__Materials provided__:
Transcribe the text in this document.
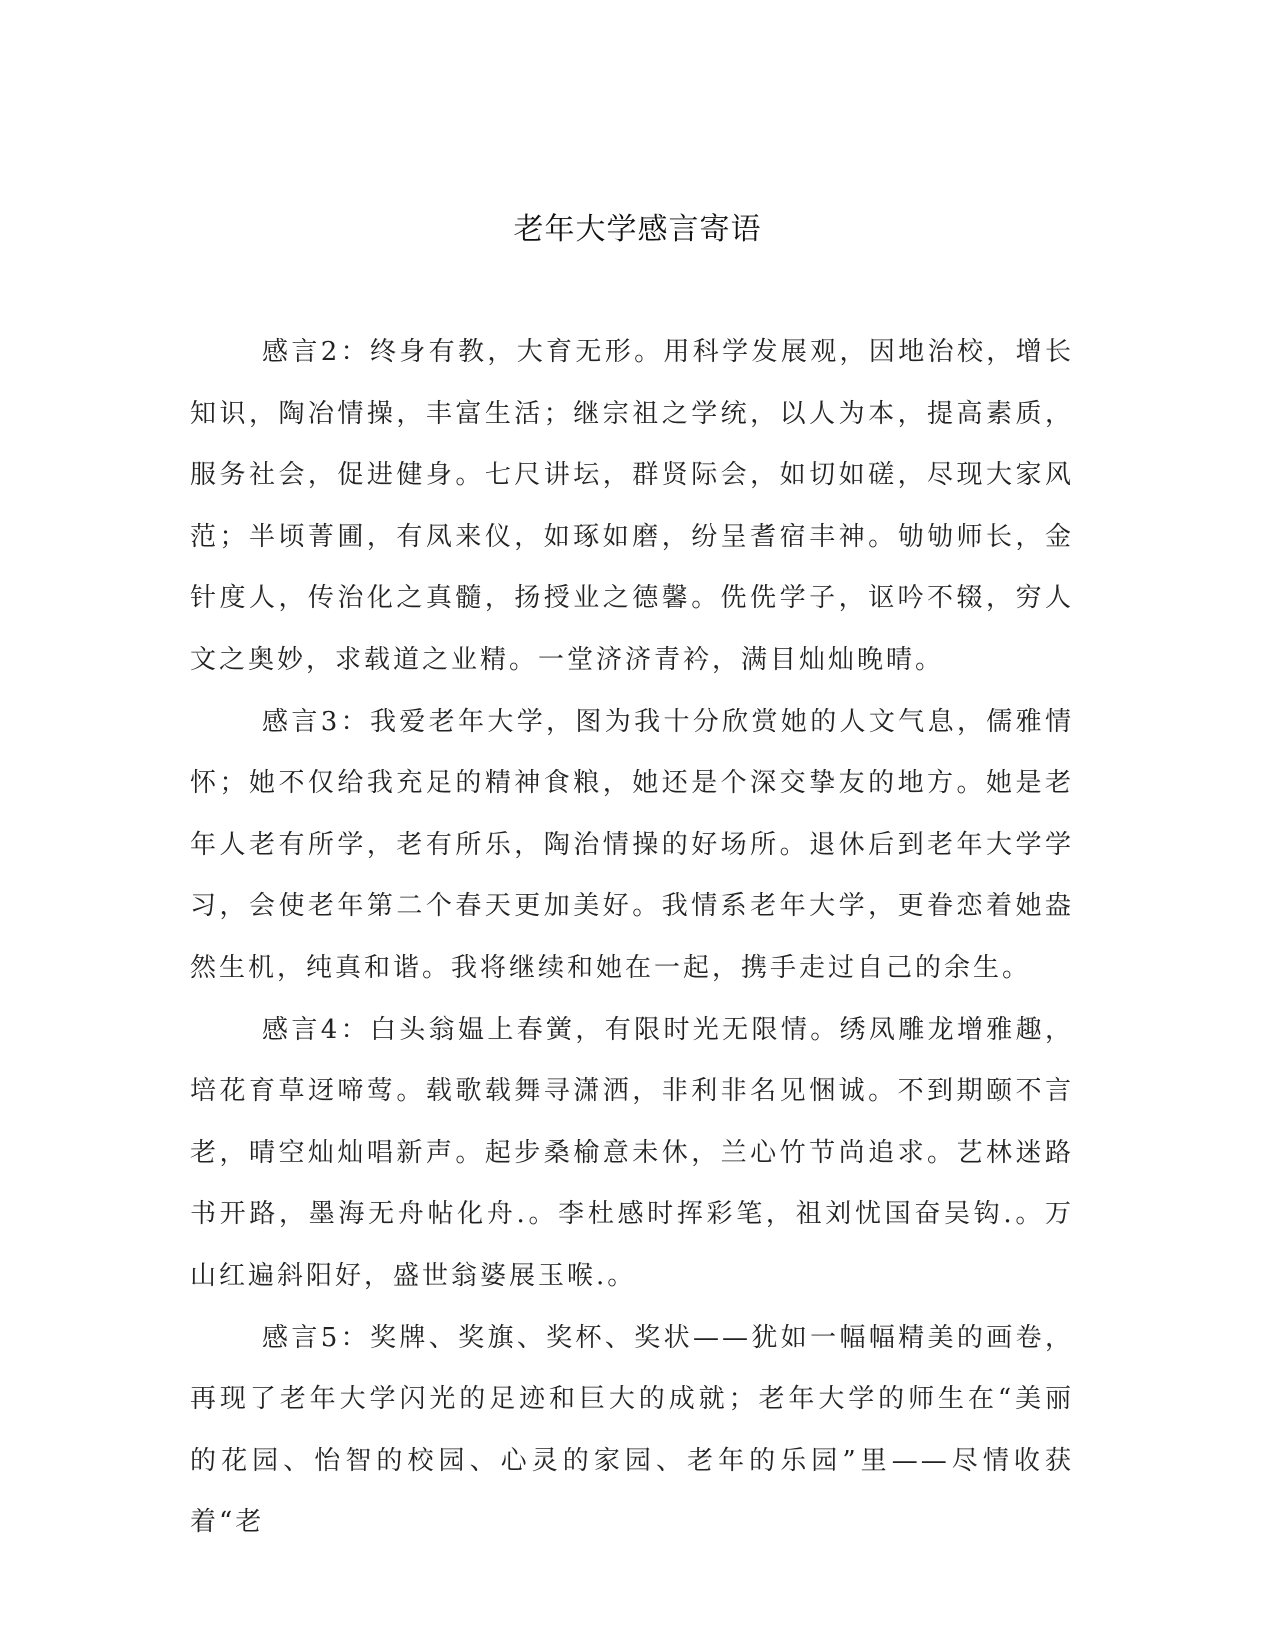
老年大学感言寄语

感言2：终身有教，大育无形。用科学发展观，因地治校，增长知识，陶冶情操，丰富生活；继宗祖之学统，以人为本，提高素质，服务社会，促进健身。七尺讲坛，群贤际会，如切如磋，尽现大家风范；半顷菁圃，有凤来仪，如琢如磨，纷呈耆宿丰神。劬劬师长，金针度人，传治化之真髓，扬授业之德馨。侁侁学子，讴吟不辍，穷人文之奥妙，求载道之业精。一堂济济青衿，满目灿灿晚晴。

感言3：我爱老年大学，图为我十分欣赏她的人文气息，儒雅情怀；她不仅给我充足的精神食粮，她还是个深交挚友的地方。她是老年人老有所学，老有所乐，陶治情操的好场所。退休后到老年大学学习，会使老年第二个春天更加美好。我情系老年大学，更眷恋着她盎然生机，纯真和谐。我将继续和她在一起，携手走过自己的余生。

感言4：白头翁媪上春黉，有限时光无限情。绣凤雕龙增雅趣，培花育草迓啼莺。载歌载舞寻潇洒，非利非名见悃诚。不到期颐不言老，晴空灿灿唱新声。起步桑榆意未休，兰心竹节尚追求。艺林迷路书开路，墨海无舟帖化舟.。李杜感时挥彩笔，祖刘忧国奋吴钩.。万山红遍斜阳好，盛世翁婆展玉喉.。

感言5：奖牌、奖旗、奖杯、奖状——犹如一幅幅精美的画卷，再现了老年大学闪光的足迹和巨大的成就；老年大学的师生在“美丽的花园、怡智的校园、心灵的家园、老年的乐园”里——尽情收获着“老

__Problem requirements__: The listing above needs to be output again exactly. Don't include the pictures.

__Exercise answer__:
Transcribe the text in this document.
老年大学感言寄语

感言2：终身有教，大育无形。用科学发展观，因地治校，增长知识，陶冶情操，丰富生活；继宗祖之学统，以人为本，提高素质，服务社会，促进健身。七尺讲坛，群贤际会，如切如磋，尽现大家风范；半顷菁圃，有凤来仪，如琢如磨，纷呈耆宿丰神。劬劬师长，金针度人，传治化之真髓，扬授业之德馨。侁侁学子，讴吟不辍，穷人文之奥妙，求载道之业精。一堂济济青衿，满目灿灿晚晴。

感言3：我爱老年大学，图为我十分欣赏她的人文气息，儒雅情怀；她不仅给我充足的精神食粮，她还是个深交挚友的地方。她是老年人老有所学，老有所乐，陶治情操的好场所。退休后到老年大学学习，会使老年第二个春天更加美好。我情系老年大学，更眷恋着她盎然生机，纯真和谐。我将继续和她在一起，携手走过自己的余生。

感言4：白头翁媪上春黉，有限时光无限情。绣凤雕龙增雅趣，培花育草迓啼莺。载歌载舞寻潇洒，非利非名见悃诚。不到期颐不言老，晴空灿灿唱新声。起步桑榆意未休，兰心竹节尚追求。艺林迷路书开路，墨海无舟帖化舟.。李杜感时挥彩笔，祖刘忧国奋吴钩.。万山红遍斜阳好，盛世翁婆展玉喉.。

感言5：奖牌、奖旗、奖杯、奖状——犹如一幅幅精美的画卷，再现了老年大学闪光的足迹和巨大的成就；老年大学的师生在“美丽的花园、怡智的校园、心灵的家园、老年的乐园”里——尽情收获着“老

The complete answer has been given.